■ **Required action 1**
Summarize the post about broken hearts in two sentences.
■ **Required action 2**
Duplicate the part of the post about broken hearts starting at "Hearts Really Can" and ending at "story about hearts.".
■ **Required action 3**
Answer these questions from the post about broken hearts:
(a) Who wrote the WSJ article that the post describes?
(b) Which part of the heart does broken-heart syndrome freeze?
(c) Under what category was the post filed?

Hearts Really Can Break
By Pat Racimora on February 14, 2010 at 3:00 PM in Current Affairs

Happy Valentine’s Day! OK, the illustration is a little different from what you see on the Hallmark card rack, but it seems right somehow because I want to share a fascinating story about hearts.
“Broken heart” is best understood as a metaphor for the loss of someone–including companion animals—very dear to us through death, rejection, breakup, betrayal, or even just moving away. But it turns out that hearts actually can break. An article published this week by Ron Winslow in the WSJ describing how otherwise perfectly healthy hearts can fail.
“…Broken-heart syndrome, a name given by doctors who observed that it seemed to especially affect patients who had recently lost a spouse or other family member. The mysterious malady mimics heart attacks, but appears to have little connection with coronary artery disease. Instead, it is typically triggered by acute emotion or physical trauma that releases a surge of adrenaline that overwhelms the heart. The effect is to freeze much of the left ventricle, the heart’s main pumping chamber, disrupting its ability to contract and effectively pump blood.”

■ **Source information**
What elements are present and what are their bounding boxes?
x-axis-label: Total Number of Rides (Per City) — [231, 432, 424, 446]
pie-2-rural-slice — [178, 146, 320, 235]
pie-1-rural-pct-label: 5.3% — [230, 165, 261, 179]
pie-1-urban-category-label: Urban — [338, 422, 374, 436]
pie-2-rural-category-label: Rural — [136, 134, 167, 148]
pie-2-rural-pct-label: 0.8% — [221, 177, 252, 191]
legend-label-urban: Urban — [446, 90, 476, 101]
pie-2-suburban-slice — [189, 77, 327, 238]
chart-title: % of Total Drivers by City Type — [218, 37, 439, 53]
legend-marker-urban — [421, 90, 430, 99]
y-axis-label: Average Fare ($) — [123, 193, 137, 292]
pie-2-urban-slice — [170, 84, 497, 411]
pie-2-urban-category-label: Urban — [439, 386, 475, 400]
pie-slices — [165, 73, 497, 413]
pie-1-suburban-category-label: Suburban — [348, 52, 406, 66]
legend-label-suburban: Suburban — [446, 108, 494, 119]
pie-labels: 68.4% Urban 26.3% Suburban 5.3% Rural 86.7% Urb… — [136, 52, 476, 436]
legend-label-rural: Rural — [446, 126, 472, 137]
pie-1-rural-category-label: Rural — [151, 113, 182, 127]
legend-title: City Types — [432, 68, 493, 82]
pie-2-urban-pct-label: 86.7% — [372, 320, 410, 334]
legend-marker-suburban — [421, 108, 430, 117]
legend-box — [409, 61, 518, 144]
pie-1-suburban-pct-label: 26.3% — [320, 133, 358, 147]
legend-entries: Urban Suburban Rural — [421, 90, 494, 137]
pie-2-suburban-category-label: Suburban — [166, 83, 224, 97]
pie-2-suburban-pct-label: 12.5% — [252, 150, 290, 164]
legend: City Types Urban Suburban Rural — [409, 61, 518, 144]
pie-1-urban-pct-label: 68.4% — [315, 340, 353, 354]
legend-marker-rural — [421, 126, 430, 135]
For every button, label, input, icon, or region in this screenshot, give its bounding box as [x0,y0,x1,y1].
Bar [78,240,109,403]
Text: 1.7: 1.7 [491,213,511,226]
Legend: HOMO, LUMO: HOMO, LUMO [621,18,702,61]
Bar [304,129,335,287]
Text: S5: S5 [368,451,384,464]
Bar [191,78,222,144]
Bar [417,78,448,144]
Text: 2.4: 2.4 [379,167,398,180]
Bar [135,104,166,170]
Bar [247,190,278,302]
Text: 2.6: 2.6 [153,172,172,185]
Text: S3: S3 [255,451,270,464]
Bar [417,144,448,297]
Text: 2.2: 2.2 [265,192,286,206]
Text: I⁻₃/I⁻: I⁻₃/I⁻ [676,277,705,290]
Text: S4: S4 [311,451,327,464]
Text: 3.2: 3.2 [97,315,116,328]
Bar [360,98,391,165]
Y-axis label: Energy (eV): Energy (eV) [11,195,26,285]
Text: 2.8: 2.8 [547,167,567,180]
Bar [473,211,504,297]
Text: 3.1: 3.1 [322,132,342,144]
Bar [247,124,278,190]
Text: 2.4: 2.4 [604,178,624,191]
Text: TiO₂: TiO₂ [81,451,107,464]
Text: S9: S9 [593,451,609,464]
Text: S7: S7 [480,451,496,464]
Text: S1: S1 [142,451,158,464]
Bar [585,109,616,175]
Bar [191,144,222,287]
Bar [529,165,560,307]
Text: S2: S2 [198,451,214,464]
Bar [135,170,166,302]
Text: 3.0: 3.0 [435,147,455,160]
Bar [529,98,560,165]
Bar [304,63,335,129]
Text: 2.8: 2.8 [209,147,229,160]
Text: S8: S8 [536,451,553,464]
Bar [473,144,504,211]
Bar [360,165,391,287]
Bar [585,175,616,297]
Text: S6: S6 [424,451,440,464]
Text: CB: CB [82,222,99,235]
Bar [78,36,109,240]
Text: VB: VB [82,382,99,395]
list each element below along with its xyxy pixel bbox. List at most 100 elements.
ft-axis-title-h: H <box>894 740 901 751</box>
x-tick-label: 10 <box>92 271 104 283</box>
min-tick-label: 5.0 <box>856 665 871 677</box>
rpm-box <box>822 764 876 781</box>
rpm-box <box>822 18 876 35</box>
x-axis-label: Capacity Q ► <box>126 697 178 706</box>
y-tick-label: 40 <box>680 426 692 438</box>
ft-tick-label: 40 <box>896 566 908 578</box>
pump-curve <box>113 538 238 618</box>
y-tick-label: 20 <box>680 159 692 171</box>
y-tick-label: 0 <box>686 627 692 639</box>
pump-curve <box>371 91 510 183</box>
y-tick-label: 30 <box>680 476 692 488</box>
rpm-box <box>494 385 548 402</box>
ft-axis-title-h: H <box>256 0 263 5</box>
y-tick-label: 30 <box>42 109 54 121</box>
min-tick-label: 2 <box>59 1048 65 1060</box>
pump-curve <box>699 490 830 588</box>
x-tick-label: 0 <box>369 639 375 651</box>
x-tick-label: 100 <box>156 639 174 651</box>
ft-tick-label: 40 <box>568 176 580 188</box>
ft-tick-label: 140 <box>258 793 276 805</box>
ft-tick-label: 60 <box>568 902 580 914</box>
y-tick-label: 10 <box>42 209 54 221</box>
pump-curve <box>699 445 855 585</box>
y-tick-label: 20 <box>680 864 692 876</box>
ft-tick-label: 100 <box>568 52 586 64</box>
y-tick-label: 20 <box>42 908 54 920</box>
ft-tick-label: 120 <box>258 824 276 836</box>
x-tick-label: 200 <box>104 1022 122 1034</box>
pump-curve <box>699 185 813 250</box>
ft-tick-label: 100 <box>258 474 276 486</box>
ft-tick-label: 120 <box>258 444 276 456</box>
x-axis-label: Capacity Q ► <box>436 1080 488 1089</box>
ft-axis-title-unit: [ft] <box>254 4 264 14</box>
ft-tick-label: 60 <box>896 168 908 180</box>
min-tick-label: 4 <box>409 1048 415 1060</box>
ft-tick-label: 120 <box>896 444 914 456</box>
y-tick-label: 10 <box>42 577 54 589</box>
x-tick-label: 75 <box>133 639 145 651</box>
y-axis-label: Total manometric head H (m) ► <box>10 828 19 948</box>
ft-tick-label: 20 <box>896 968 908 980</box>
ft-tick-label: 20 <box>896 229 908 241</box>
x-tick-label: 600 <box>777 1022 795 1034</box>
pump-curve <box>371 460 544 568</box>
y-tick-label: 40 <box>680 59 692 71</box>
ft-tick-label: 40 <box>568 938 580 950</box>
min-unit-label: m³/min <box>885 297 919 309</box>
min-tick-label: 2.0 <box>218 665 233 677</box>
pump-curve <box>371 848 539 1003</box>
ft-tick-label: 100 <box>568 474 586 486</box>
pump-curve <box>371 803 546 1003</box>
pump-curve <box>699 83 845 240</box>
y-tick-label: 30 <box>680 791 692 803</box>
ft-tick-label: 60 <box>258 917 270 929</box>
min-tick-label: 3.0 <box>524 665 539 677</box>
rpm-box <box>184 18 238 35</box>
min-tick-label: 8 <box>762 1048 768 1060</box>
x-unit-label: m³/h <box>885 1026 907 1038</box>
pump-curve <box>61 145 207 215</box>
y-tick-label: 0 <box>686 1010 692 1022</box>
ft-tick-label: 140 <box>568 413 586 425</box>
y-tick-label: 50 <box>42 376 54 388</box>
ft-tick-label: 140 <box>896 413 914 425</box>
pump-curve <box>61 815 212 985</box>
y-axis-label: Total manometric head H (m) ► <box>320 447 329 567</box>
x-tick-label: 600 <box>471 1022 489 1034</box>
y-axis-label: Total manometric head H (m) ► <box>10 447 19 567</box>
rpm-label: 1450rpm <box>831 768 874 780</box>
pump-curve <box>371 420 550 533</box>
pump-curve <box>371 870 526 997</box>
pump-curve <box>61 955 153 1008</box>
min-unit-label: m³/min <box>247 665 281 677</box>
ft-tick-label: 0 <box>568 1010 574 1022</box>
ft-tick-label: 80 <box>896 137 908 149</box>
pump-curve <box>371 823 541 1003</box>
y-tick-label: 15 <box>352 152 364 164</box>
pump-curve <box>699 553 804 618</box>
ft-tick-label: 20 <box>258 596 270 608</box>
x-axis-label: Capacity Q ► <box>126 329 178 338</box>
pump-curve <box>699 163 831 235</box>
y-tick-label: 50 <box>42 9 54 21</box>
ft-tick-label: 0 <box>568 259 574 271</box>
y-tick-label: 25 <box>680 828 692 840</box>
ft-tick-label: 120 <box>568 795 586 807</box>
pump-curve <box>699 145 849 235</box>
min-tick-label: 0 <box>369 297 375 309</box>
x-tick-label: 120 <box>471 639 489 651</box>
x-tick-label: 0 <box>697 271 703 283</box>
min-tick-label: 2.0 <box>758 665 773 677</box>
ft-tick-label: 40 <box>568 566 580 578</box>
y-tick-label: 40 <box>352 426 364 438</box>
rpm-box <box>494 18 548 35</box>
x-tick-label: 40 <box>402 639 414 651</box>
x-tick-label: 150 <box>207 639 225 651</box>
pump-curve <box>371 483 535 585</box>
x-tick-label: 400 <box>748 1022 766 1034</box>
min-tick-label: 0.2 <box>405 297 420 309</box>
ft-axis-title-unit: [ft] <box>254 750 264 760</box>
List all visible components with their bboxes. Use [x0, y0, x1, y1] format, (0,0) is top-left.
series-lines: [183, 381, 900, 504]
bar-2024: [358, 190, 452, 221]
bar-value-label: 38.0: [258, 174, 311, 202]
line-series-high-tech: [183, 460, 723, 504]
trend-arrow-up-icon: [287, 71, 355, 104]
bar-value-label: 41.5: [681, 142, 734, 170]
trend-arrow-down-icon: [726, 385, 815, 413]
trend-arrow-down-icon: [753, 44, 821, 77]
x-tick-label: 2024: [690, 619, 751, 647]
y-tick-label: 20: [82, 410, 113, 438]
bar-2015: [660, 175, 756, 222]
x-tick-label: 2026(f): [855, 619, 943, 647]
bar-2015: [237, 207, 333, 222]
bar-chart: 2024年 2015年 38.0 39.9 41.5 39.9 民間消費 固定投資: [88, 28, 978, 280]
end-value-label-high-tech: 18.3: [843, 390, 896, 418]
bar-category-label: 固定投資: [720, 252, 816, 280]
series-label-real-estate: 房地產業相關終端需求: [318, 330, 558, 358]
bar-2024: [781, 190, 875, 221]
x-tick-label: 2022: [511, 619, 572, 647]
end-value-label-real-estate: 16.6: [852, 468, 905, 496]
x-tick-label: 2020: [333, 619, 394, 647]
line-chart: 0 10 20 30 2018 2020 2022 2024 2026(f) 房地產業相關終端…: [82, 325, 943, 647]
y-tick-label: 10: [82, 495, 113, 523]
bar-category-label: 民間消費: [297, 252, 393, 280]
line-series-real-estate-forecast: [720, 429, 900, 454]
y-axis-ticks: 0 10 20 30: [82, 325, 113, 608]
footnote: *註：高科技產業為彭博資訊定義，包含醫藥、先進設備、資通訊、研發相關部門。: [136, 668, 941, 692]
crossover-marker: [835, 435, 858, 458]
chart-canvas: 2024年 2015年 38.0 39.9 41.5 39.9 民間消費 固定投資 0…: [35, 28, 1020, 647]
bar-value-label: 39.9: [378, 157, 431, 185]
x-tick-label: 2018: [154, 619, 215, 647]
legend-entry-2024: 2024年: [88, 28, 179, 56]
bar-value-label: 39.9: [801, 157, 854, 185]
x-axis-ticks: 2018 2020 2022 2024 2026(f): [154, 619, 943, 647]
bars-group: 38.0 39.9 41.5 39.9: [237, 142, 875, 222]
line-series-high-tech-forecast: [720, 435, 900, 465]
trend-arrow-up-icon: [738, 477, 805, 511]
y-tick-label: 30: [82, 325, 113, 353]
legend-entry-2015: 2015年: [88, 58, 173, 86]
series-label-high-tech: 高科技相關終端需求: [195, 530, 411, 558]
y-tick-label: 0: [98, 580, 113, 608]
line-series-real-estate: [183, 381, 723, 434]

■ **Exercise result 1**
The post, written on Valentine's Day, says that "broken heart" is best understood as a metaphor for losing someone very dear, but that hearts actually can break. Drawing on a WSJ article by Ron Winslow, it describes broken-heart syndrome, which mimics a heart attack but is typically triggered by acute emotion or physical trauma that releases a surge of adrenaline, freezing much of the left ventricle and disrupting its ability to pump blood.

■ **Exercise result 2**
Hearts Really Can Break
By Pat Racimora on February 14, 2010 at 3:00 PM in Current Affairs

Happy Valentine’s Day! OK, the illustration is a little different from what you see on the Hallmark card rack, but it seems right somehow because I want to share a fascinating story about hearts.

■ **Exercise result 3**
(a) Ron Winslow
(b) Much of the left ventricle, the heart's main pumping chamber
(c) Current Affairs